Data items:

* START *

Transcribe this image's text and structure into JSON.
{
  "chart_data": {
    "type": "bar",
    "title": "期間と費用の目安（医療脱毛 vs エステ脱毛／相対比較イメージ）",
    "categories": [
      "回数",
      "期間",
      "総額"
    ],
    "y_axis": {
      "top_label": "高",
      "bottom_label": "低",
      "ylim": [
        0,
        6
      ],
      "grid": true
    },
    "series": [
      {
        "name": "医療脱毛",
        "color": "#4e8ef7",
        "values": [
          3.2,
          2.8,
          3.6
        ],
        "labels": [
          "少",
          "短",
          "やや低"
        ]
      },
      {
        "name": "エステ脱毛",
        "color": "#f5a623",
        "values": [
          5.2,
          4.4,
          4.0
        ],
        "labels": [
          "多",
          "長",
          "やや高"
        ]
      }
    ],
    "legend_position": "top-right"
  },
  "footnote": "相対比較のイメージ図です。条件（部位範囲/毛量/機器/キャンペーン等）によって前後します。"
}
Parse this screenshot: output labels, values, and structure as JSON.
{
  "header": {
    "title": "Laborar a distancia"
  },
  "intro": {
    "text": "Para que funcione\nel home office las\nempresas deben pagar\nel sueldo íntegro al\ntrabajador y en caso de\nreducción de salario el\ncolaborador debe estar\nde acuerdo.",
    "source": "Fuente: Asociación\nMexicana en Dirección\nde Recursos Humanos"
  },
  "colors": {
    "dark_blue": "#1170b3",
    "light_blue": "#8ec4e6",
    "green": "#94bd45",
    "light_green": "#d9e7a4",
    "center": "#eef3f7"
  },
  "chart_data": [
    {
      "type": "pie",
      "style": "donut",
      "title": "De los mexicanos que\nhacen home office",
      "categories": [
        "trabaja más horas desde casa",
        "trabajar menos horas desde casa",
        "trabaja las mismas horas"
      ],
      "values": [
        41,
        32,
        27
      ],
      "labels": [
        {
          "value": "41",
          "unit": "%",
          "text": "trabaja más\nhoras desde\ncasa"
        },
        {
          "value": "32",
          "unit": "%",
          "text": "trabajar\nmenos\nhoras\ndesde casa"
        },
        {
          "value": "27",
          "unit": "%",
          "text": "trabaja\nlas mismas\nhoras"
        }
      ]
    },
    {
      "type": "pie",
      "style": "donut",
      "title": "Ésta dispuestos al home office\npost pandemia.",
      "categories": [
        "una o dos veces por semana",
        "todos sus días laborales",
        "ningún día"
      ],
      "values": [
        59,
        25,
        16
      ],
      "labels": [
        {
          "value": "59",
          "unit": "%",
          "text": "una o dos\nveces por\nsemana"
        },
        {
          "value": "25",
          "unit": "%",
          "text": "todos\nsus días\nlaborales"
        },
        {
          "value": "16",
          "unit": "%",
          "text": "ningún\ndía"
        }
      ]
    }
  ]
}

* END *

**What this task involves**
Find each line holding the string "todos" and copy it out.

**Answer to this problem**
        "todos sus días laborales",
          "text": "todos\nsus días\nlaborales"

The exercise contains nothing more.